• [What is needed]:
Find the lines below that contain the word "JSON" and count them. Only the number should be given.

— Begin Record extracts —

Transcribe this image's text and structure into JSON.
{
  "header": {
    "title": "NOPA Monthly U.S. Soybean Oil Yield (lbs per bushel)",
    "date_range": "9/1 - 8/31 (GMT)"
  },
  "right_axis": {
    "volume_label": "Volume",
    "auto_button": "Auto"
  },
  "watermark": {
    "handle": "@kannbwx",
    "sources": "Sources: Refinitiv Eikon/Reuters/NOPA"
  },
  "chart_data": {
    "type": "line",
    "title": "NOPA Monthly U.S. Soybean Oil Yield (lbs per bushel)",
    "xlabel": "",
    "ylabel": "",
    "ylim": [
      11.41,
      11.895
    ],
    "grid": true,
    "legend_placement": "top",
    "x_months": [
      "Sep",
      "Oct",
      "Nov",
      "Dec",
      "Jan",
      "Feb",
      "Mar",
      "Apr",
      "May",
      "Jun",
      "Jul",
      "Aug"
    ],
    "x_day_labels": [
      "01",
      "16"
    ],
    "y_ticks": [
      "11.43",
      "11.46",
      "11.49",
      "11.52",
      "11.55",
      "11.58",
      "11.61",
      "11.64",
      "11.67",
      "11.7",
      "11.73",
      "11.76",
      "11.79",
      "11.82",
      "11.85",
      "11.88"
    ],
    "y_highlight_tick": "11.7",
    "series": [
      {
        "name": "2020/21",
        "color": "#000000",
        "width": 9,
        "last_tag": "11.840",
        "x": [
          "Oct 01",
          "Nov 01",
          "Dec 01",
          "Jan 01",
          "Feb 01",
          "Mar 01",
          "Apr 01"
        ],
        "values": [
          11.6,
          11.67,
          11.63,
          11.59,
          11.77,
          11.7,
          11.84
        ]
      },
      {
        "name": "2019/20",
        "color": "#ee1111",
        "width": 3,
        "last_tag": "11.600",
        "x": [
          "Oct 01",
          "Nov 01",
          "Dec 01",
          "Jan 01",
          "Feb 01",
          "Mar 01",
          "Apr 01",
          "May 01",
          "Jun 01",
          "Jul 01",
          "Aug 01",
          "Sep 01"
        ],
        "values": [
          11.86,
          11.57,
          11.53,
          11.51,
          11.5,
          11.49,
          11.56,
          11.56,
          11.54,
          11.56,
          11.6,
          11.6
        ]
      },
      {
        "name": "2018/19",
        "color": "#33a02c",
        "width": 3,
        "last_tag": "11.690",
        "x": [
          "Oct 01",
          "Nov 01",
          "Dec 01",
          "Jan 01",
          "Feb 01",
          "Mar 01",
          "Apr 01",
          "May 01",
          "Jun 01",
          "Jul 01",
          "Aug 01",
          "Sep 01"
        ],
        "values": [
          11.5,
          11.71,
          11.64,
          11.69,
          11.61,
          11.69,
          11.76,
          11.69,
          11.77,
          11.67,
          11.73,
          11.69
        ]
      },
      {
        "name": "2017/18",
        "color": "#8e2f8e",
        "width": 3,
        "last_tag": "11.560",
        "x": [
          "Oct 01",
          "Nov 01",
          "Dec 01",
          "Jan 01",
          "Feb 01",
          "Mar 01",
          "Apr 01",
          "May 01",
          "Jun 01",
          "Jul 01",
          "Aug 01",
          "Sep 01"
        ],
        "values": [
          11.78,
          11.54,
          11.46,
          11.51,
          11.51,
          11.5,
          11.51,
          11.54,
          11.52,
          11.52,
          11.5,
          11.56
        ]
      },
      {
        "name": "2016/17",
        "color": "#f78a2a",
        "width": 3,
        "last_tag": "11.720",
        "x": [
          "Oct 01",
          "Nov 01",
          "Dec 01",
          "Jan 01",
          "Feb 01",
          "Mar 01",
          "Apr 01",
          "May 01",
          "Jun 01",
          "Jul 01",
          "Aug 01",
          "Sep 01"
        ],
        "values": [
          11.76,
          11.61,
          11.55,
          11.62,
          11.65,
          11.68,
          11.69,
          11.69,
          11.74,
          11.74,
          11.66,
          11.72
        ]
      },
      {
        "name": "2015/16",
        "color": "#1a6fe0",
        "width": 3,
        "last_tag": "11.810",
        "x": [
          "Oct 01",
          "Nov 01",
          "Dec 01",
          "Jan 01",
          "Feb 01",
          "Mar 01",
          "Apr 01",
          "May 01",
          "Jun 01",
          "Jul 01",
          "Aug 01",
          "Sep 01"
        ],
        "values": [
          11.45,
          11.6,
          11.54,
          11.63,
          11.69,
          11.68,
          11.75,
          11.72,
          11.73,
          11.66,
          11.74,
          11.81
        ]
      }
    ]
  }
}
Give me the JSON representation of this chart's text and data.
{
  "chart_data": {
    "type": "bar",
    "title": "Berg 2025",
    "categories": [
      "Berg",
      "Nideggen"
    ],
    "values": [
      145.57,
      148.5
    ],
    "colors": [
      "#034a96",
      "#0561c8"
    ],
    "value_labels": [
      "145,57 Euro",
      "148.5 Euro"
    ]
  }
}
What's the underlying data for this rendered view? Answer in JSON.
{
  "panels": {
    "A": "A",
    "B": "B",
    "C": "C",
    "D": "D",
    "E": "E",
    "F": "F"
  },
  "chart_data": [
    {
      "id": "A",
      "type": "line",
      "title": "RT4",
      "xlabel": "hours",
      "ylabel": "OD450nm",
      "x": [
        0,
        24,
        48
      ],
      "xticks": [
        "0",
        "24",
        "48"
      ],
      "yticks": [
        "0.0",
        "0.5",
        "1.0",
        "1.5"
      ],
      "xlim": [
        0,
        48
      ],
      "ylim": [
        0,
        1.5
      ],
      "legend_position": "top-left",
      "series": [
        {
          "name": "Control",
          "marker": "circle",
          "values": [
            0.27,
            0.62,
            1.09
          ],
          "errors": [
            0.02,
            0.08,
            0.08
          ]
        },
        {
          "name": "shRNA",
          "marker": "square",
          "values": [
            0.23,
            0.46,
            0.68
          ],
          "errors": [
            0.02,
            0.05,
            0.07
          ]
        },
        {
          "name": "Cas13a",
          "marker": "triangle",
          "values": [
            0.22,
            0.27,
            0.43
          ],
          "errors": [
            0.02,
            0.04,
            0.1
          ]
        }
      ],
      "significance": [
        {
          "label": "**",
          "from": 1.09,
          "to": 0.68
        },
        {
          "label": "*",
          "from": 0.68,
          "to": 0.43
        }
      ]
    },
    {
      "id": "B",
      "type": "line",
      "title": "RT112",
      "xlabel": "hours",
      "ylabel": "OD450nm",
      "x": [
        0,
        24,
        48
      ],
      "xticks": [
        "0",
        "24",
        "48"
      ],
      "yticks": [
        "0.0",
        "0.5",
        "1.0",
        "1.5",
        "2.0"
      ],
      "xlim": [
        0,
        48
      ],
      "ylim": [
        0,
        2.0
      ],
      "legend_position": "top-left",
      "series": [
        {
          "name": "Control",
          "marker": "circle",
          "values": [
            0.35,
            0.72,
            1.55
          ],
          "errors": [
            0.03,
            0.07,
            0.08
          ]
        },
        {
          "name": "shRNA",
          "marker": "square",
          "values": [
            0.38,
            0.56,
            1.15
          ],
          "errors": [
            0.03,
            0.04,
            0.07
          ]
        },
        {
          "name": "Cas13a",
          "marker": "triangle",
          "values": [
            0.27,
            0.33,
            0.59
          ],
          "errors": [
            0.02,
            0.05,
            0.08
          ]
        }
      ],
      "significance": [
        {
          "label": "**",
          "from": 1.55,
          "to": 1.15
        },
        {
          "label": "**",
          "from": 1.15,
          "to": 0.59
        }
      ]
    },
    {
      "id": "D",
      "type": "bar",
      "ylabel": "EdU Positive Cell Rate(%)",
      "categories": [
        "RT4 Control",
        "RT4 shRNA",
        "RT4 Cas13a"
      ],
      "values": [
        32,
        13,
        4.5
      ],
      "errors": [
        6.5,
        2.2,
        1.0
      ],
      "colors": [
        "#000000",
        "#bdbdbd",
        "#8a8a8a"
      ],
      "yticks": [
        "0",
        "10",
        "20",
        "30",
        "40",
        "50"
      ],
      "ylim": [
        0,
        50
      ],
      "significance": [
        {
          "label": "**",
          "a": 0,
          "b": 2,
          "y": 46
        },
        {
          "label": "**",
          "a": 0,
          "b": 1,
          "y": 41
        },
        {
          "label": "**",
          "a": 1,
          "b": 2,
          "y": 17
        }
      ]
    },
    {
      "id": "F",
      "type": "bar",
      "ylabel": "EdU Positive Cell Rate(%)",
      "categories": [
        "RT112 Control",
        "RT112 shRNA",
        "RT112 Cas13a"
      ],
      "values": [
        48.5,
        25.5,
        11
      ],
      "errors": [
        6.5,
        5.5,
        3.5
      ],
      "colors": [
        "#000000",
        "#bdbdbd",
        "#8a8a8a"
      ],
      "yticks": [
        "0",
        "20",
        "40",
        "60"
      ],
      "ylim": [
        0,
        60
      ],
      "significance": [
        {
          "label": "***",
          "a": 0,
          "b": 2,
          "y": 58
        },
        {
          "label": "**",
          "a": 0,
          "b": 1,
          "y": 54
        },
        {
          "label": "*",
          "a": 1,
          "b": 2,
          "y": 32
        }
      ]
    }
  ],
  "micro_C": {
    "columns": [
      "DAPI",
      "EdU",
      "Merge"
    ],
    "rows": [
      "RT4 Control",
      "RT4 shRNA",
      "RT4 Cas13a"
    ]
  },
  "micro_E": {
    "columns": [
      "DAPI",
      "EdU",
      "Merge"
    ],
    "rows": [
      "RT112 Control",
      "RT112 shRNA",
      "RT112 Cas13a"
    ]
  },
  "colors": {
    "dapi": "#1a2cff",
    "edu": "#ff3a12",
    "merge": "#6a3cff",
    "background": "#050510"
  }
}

— End Record extracts —

• [Expected output]:
3